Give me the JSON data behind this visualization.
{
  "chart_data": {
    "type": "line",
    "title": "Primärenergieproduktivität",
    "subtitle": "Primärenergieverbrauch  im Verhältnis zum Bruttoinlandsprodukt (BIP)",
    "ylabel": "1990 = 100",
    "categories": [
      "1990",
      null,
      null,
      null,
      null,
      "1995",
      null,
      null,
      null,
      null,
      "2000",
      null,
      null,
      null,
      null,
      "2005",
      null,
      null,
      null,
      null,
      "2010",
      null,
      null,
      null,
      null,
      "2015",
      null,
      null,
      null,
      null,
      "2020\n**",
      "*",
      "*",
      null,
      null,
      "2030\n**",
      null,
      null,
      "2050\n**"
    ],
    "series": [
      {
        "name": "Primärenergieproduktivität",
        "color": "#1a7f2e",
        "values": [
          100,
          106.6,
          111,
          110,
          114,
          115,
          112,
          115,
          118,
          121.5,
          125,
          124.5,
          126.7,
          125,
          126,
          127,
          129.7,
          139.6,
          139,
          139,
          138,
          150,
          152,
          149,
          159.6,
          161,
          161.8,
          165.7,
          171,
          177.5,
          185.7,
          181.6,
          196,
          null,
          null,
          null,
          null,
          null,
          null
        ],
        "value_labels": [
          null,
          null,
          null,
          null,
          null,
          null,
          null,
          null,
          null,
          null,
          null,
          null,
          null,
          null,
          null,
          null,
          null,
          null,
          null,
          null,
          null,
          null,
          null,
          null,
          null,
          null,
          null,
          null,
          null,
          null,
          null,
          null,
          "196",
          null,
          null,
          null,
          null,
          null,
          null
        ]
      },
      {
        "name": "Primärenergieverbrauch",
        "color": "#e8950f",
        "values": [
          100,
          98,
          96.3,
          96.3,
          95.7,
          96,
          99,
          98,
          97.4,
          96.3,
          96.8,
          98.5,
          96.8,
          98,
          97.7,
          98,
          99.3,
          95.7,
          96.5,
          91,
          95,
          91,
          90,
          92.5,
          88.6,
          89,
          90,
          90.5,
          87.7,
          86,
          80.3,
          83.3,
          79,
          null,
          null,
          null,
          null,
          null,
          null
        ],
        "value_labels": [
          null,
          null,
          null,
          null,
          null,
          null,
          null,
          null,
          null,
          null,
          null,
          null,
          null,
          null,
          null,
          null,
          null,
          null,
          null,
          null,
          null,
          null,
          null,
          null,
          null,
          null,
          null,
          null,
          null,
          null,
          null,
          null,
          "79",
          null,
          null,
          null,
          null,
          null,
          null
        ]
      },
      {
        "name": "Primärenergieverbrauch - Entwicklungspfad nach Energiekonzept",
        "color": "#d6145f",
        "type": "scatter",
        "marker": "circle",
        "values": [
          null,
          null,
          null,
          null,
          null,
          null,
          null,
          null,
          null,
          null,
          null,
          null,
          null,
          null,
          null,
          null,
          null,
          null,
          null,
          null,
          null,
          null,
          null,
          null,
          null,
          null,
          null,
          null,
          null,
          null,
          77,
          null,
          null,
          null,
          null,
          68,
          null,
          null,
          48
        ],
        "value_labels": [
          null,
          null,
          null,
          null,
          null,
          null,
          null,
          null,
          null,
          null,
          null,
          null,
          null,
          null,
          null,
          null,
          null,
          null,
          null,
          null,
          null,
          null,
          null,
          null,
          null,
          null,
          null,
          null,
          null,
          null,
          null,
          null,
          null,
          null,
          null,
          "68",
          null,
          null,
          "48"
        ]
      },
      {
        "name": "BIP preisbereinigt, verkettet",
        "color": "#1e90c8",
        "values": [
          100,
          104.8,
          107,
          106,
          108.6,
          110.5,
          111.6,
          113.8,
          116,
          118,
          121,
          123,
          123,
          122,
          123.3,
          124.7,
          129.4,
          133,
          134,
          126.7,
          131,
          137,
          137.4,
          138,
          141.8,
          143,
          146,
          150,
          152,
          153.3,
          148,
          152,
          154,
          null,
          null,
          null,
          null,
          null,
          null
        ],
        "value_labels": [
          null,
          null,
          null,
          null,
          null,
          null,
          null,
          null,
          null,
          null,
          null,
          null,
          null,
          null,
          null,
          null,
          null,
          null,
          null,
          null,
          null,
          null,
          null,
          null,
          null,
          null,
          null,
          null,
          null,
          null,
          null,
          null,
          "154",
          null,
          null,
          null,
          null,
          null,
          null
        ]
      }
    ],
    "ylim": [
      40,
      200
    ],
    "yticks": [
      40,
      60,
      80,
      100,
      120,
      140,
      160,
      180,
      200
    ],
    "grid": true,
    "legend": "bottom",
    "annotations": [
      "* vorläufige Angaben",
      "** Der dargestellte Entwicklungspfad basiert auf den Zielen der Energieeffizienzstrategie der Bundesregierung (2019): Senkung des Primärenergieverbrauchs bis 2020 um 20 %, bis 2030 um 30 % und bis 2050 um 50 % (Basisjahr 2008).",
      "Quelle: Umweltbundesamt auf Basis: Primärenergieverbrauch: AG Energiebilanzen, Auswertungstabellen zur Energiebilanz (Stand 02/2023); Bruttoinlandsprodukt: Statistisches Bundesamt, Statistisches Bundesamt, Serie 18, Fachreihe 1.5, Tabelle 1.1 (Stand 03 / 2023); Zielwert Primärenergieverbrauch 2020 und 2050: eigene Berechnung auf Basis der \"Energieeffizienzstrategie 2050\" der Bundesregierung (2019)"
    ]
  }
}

■ ■ ■ ■ ■

[Written instruction]: Go back to the listing above and please repeat it exactly.

[Task answer]:
Give me the JSON data behind this visualization.
{
  "chart_data": {
    "type": "line",
    "title": "Primärenergieproduktivität",
    "subtitle": "Primärenergieverbrauch  im Verhältnis zum Bruttoinlandsprodukt (BIP)",
    "ylabel": "1990 = 100",
    "categories": [
      "1990",
      null,
      null,
      null,
      null,
      "1995",
      null,
      null,
      null,
      null,
      "2000",
      null,
      null,
      null,
      null,
      "2005",
      null,
      null,
      null,
      null,
      "2010",
      null,
      null,
      null,
      null,
      "2015",
      null,
      null,
      null,
      null,
      "2020\n**",
      "*",
      "*",
      null,
      null,
      "2030\n**",
      null,
      null,
      "2050\n**"
    ],
    "series": [
      {
        "name": "Primärenergieproduktivität",
        "color": "#1a7f2e",
        "values": [
          100,
          106.6,
          111,
          110,
          114,
          115,
          112,
          115,
          118,
          121.5,
          125,
          124.5,
          126.7,
          125,
          126,
          127,
          129.7,
          139.6,
          139,
          139,
          138,
          150,
          152,
          149,
          159.6,
          161,
          161.8,
          165.7,
          171,
          177.5,
          185.7,
          181.6,
          196,
          null,
          null,
          null,
          null,
          null,
          null
        ],
        "value_labels": [
          null,
          null,
          null,
          null,
          null,
          null,
          null,
          null,
          null,
          null,
          null,
          null,
          null,
          null,
          null,
          null,
          null,
          null,
          null,
          null,
          null,
          null,
          null,
          null,
          null,
          null,
          null,
          null,
          null,
          null,
          null,
          null,
          "196",
          null,
          null,
          null,
          null,
          null,
          null
        ]
      },
      {
        "name": "Primärenergieverbrauch",
        "color": "#e8950f",
        "values": [
          100,
          98,
          96.3,
          96.3,
          95.7,
          96,
          99,
          98,
          97.4,
          96.3,
          96.8,
          98.5,
          96.8,
          98,
          97.7,
          98,
          99.3,
          95.7,
          96.5,
          91,
          95,
          91,
          90,
          92.5,
          88.6,
          89,
          90,
          90.5,
          87.7,
          86,
          80.3,
          83.3,
          79,
          null,
          null,
          null,
          null,
          null,
          null
        ],
        "value_labels": [
          null,
          null,
          null,
          null,
          null,
          null,
          null,
          null,
          null,
          null,
          null,
          null,
          null,
          null,
          null,
          null,
          null,
          null,
          null,
          null,
          null,
          null,
          null,
          null,
          null,
          null,
          null,
          null,
          null,
          null,
          null,
          null,
          "79",
          null,
          null,
          null,
          null,
          null,
          null
        ]
      },
      {
        "name": "Primärenergieverbrauch - Entwicklungspfad nach Energiekonzept",
        "color": "#d6145f",
        "type": "scatter",
        "marker": "circle",
        "values": [
          null,
          null,
          null,
          null,
          null,
          null,
          null,
          null,
          null,
          null,
          null,
          null,
          null,
          null,
          null,
          null,
          null,
          null,
          null,
          null,
          null,
          null,
          null,
          null,
          null,
          null,
          null,
          null,
          null,
          null,
          77,
          null,
          null,
          null,
          null,
          68,
          null,
          null,
          48
        ],
        "value_labels": [
          null,
          null,
          null,
          null,
          null,
          null,
          null,
          null,
          null,
          null,
          null,
          null,
          null,
          null,
          null,
          null,
          null,
          null,
          null,
          null,
          null,
          null,
          null,
          null,
          null,
          null,
          null,
          null,
          null,
          null,
          null,
          null,
          null,
          null,
          null,
          "68",
          null,
          null,
          "48"
        ]
      },
      {
        "name": "BIP preisbereinigt, verkettet",
        "color": "#1e90c8",
        "values": [
          100,
          104.8,
          107,
          106,
          108.6,
          110.5,
          111.6,
          113.8,
          116,
          118,
          121,
          123,
          123,
          122,
          123.3,
          124.7,
          129.4,
          133,
          134,
          126.7,
          131,
          137,
          137.4,
          138,
          141.8,
          143,
          146,
          150,
          152,
          153.3,
          148,
          152,
          154,
          null,
          null,
          null,
          null,
          null,
          null
        ],
        "value_labels": [
          null,
          null,
          null,
          null,
          null,
          null,
          null,
          null,
          null,
          null,
          null,
          null,
          null,
          null,
          null,
          null,
          null,
          null,
          null,
          null,
          null,
          null,
          null,
          null,
          null,
          null,
          null,
          null,
          null,
          null,
          null,
          null,
          "154",
          null,
          null,
          null,
          null,
          null,
          null
        ]
      }
    ],
    "ylim": [
      40,
      200
    ],
    "yticks": [
      40,
      60,
      80,
      100,
      120,
      140,
      160,
      180,
      200
    ],
    "grid": true,
    "legend": "bottom",
    "annotations": [
      "* vorläufige Angaben",
      "** Der dargestellte Entwicklungspfad basiert auf den Zielen der Energieeffizienzstrategie der Bundesregierung (2019): Senkung des Primärenergieverbrauchs bis 2020 um 20 %, bis 2030 um 30 % und bis 2050 um 50 % (Basisjahr 2008).",
      "Quelle: Umweltbundesamt auf Basis: Primärenergieverbrauch: AG Energiebilanzen, Auswertungstabellen zur Energiebilanz (Stand 02/2023); Bruttoinlandsprodukt: Statistisches Bundesamt, Statistisches Bundesamt, Serie 18, Fachreihe 1.5, Tabelle 1.1 (Stand 03 / 2023); Zielwert Primärenergieverbrauch 2020 und 2050: eigene Berechnung auf Basis der \"Energieeffizienzstrategie 2050\" der Bundesregierung (2019)"
    ]
  }
}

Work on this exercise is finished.